JOB: Give back the records below exactly, every one, with no pictures.

DATA SECTION:

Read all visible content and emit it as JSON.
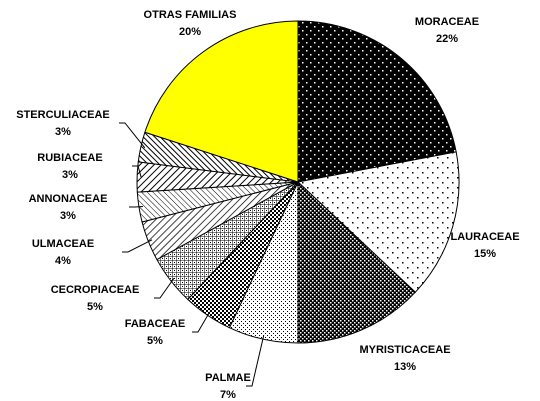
{
  "chart_data": {
    "type": "pie",
    "categories": [
      "MORACEAE",
      "LAURACEAE",
      "MYRISTICACEAE",
      "PALMAE",
      "FABACEAE",
      "CECROPIACEAE",
      "ULMACEAE",
      "ANNONACEAE",
      "RUBIACEAE",
      "STERCULIACEAE",
      "OTRAS FAMILIAS"
    ],
    "values": [
      22,
      15,
      13,
      7,
      5,
      5,
      4,
      3,
      3,
      3,
      20
    ],
    "value_labels": [
      "22%",
      "15%",
      "13%",
      "7%",
      "5%",
      "5%",
      "4%",
      "3%",
      "3%",
      "3%",
      "20%"
    ]
  }
}
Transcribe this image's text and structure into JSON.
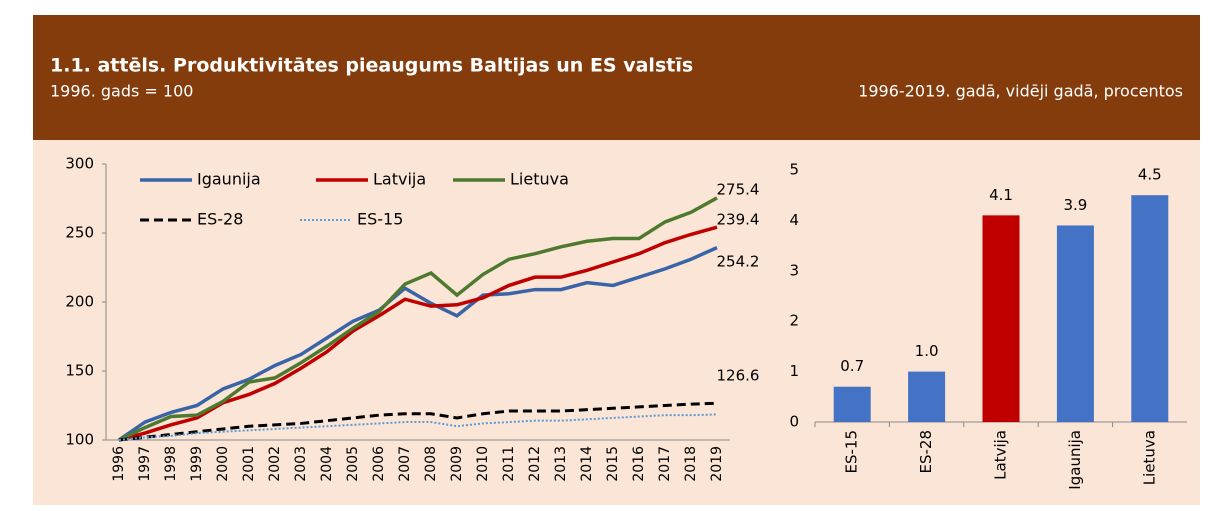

OUTPUT FOR THIS TASK:
Read all visible content and emit it as JSON.
{
  "chart_data": {
    "type": "pie",
    "categories": [
      "MORACEAE",
      "LAURACEAE",
      "MYRISTICACEAE",
      "PALMAE",
      "FABACEAE",
      "CECROPIACEAE",
      "ULMACEAE",
      "ANNONACEAE",
      "RUBIACEAE",
      "STERCULIACEAE",
      "OTRAS FAMILIAS"
    ],
    "values": [
      22,
      15,
      13,
      7,
      5,
      5,
      4,
      3,
      3,
      3,
      20
    ],
    "value_labels": [
      "22%",
      "15%",
      "13%",
      "7%",
      "5%",
      "5%",
      "4%",
      "3%",
      "3%",
      "3%",
      "20%"
    ]
  }
}
Transcribe this image's text and structure into JSON.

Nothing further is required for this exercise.